#### Stored entries
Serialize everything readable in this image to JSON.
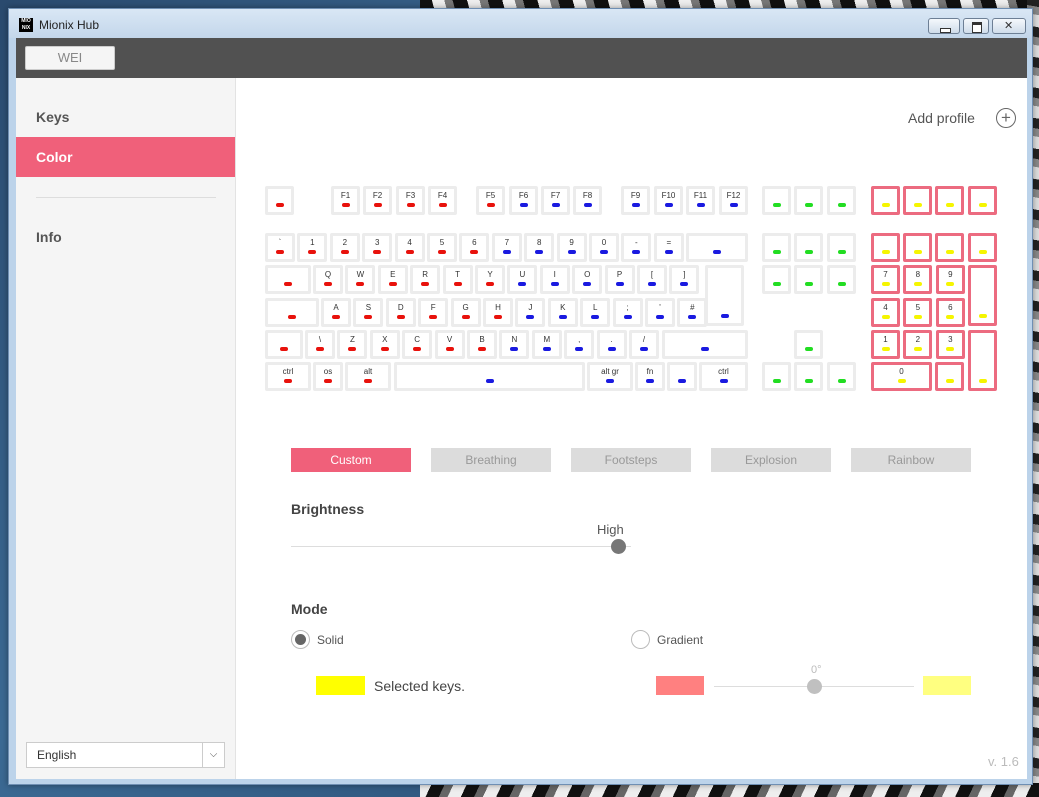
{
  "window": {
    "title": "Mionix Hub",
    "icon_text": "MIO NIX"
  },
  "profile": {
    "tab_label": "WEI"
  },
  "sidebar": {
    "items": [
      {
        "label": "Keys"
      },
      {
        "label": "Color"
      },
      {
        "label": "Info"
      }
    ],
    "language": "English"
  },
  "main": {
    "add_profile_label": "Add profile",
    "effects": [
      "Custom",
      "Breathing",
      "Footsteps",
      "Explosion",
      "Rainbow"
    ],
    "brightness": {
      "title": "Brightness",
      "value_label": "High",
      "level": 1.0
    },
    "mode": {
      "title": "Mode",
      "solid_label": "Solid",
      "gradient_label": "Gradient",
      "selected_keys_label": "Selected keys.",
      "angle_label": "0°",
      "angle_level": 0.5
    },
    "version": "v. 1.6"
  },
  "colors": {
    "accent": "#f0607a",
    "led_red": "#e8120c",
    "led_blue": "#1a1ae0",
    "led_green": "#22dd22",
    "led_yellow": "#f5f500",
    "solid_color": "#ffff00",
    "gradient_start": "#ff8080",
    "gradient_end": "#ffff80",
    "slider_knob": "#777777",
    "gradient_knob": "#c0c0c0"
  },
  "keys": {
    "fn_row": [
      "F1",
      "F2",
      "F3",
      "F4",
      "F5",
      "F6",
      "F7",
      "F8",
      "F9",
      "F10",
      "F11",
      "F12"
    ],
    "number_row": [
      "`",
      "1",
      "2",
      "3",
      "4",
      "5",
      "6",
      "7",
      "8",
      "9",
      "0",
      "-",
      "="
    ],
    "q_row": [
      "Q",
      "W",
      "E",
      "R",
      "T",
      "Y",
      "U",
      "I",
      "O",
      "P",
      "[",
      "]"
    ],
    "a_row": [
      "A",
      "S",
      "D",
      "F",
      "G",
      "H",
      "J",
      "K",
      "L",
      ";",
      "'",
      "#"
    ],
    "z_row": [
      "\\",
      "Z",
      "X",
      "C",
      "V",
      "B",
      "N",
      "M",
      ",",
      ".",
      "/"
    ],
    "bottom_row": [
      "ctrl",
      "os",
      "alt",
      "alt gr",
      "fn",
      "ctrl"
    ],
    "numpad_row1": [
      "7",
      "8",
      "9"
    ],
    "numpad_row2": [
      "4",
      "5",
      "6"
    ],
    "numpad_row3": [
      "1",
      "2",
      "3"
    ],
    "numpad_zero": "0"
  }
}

---

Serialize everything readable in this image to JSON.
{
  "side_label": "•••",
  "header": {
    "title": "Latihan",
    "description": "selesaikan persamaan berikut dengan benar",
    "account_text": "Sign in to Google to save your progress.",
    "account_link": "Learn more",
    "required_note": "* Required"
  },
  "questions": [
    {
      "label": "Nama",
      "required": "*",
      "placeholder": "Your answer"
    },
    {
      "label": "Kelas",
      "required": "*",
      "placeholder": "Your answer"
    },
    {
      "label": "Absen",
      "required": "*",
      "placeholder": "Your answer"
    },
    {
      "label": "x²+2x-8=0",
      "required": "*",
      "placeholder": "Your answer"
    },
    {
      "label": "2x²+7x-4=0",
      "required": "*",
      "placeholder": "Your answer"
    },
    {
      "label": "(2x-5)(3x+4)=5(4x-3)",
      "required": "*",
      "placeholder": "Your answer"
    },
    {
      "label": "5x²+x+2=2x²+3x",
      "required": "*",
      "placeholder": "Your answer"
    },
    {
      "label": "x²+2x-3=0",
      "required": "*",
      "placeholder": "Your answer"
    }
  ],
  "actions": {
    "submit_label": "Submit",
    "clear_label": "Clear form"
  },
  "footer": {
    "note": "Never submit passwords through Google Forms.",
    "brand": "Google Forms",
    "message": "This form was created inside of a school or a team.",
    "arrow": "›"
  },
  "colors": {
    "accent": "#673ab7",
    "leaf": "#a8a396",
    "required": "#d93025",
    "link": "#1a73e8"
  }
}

#### Stated task
In the entries above, find each line with the word "Forms" and show it.

#### Problem solution
    "note": "Never submit passwords through Google Forms.",
    "brand": "Google Forms",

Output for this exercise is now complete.